++++ EXCERPT

Skip to main content
Version: 2.9

Interaction Between Valid ARMR Rule Directives

The API Protect directives api() and input(), introduced in ARMR 2.9, provide an additional protection mechanism for API requests on top of the existing protection that the supported rule otherwise provides. For example, for the Filesystem rule, the api() and input() directives can be specified in addition to the primary read() and write() selectors for this rule. It is therefore possible to specify multiple ARMR rules which are almost identical except for the presence of the API Protect directives.

ARMR Rules without API Protect directives

These ARMR rules are, by default, also applicable for API requests.

ARMR Rules with input() API Protect directive

Case 1

When:

  • only a single DNS, Filesystem, Process or Socket rule exists,

  • and they either: do or do not have the input() directive.

Then:

  • rule applicability is straightforward and the ARMR rule primary selector for the rule is considered by the Agent as before,

  • and the input() directive is applied, if specified.

Case 2

Although not always the case, it is likely that this scenario will be the result of using a wildcard in the ARMR rule primary selector.

When:

  • two or more rules match the combination of both primary selector and input() directive

Then, the effective rule is chosen as follows:

  • For Process, Filesystem and DNS:

    • The rule with the higher priority action is taken (in order from highest to lowest this is: PROTECT, DETECT),

    • If rules have the same action, then the rule with the highest logging severity is applied,

    • A rule that specifies the ALLOW action will be chosen over a rule that specifies the input() directive,

    • Otherwise, with the same action and logging severity, the first rule defined in the Policy is used.

  • For Socket:

    • The rule with the higher priority action is taken (in order from highest to lowest this is: ALLOW, PROTECT, DETECT),

    • Otherwise, if actions are the same, the first rule defined in the Policy is used.

ARMR Rules with api() API Protect directive

When the api() directive is specified, the rule selection is performed as follows:

  1. An operation is matched against primary selectors of all rules in the given Policy.

  2. Preference is given to the rule with the most specific selector (i.e. non-wildcard or longer matching sequence).

    1. Note there is no attempt made to select the most specific value provided in the api() directive. The value provided in the api() directive is simply the additional condition for when the rule is applicable.

  3. Once the rule is selected: if the current API request path matches the api() directive then the rule is applied, otherwise the rule is not applied and the operation behaves as it otherwise would.

++++++++

▶ [APPLY WHAT YOU READ]:
1. In the ARMR rule directives page, why is it possible to specify multiple ARMR rules that are almost identical? Explain in one to three sentences.
2. Using the ARMR rule directives page, decide whether each statement agrees with it. Answer yes or no for each, and quote the deciding words.
(a) For Socket rules, PROTECT has a higher priority than ALLOW.
(b) By default, ARMR rules without API Protect directives also apply to API requests.
(c) When the api() directive is used, the most specific value provided in api() is selected.
3. Echo the portion of the ARMR rule directives page between "1. Note there" and "it otherwise would.", inclusive.

++++ DATA EXCERPTS

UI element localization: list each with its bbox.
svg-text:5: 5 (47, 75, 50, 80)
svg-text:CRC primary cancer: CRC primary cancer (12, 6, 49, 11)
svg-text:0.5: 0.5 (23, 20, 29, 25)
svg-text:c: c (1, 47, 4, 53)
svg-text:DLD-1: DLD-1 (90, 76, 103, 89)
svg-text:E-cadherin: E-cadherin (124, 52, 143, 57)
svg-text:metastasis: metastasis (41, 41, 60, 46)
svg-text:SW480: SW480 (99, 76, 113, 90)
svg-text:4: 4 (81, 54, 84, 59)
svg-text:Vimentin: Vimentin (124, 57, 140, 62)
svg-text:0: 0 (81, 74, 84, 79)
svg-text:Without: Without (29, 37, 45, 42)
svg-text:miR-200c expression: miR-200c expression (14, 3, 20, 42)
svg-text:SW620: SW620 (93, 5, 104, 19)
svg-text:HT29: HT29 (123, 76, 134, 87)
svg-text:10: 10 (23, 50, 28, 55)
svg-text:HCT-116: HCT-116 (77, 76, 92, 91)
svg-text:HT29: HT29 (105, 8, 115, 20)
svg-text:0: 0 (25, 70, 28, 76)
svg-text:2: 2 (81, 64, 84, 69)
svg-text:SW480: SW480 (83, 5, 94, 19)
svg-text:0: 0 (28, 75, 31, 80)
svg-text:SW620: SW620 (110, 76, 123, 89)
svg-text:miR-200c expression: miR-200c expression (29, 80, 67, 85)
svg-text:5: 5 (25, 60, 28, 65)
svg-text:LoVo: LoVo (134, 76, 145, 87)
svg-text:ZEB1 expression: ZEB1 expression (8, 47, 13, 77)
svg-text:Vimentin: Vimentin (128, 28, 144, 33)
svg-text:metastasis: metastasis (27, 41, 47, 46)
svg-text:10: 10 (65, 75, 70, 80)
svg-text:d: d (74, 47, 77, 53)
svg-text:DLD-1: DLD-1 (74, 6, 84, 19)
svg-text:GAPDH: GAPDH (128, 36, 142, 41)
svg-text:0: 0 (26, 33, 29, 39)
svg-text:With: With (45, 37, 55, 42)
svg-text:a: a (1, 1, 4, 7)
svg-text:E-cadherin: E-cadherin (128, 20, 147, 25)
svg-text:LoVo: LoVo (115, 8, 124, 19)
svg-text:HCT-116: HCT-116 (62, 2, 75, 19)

++++++++

▶ [SOLUTIONS BELOW]:
1. The API Protect directives api() and input() add protection on top of what the supported rule already provides. They can be specified in addition to a rule's primary selectors, such as read() and write() for the Filesystem rule. As a result, rules can differ only in whether these directives are present.

2.
(a) No: "in order from highest to lowest this is: ALLOW, PROTECT, DETECT"
(b) Yes: "These ARMR rules are, by default, also applicable for API requests."
(c) No: "Note there is no attempt made to select the most specific value provided in the api() directive."

3.
1. Note there is no attempt made to select the most specific value provided in the api() directive. The value provided in the api() directive is simply the additional condition for when the rule is applicable.

  3. Once the rule is selected: if the current API request path matches the api() directive then the rule is applied, otherwise the rule is not applied and the operation behaves as it otherwise would.